**Aim**: Look through the material below. Copy every line with the string "gear" in it.

══════════════════════════════

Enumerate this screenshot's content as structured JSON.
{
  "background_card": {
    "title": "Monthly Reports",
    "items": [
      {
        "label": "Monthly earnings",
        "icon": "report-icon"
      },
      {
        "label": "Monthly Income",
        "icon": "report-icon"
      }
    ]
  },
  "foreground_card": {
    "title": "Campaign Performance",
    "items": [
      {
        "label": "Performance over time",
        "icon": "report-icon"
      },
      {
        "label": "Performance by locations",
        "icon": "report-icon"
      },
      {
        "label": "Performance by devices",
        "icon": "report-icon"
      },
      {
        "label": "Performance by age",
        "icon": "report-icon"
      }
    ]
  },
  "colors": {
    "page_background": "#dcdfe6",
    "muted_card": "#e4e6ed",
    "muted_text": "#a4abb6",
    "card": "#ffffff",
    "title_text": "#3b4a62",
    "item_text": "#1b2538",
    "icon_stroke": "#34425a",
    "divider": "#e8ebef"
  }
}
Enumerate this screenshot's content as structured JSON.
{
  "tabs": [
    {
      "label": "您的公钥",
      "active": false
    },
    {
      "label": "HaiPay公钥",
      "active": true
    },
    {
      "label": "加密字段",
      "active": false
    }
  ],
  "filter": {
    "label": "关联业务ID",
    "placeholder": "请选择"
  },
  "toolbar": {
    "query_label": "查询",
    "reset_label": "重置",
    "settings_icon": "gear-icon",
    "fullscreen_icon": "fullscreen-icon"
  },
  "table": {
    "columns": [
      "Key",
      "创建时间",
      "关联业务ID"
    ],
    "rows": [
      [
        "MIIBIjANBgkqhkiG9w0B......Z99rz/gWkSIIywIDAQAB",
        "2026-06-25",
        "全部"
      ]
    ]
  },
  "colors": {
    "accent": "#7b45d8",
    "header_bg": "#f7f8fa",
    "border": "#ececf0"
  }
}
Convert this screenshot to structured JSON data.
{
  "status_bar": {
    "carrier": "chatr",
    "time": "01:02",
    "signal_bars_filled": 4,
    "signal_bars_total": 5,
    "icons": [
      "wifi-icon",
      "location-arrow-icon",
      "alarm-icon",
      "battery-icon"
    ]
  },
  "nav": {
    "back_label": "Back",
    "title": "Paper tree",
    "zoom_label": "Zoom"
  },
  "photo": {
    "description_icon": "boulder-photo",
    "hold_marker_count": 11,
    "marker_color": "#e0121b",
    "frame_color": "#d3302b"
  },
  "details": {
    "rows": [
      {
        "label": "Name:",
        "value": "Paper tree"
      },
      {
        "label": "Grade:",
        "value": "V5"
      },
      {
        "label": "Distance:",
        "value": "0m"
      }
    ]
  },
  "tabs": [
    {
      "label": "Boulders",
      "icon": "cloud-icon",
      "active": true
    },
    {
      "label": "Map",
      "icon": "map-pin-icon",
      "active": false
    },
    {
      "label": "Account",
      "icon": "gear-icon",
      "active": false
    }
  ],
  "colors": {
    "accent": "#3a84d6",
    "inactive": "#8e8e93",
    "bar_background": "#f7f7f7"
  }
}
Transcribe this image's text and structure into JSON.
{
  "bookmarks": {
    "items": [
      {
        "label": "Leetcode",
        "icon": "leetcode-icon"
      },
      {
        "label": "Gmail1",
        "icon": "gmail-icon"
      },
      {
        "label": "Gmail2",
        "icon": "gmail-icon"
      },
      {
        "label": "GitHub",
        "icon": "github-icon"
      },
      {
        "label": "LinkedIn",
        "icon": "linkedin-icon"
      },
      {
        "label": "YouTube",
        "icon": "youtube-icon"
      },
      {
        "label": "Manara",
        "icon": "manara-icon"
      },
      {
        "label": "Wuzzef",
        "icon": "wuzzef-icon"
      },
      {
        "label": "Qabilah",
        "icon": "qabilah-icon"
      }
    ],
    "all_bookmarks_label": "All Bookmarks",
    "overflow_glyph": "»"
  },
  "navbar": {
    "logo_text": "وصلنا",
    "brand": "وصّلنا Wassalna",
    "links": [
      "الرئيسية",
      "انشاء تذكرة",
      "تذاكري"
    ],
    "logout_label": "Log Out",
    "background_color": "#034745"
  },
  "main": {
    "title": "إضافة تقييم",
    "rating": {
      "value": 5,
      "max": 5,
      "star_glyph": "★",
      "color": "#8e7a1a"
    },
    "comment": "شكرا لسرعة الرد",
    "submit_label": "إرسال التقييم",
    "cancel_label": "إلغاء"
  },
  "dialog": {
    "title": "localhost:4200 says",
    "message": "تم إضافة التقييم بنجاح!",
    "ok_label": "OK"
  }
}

══════════════════════════════

**Result**:
    "settings_icon": "gear-icon",
      "icon": "gear-icon",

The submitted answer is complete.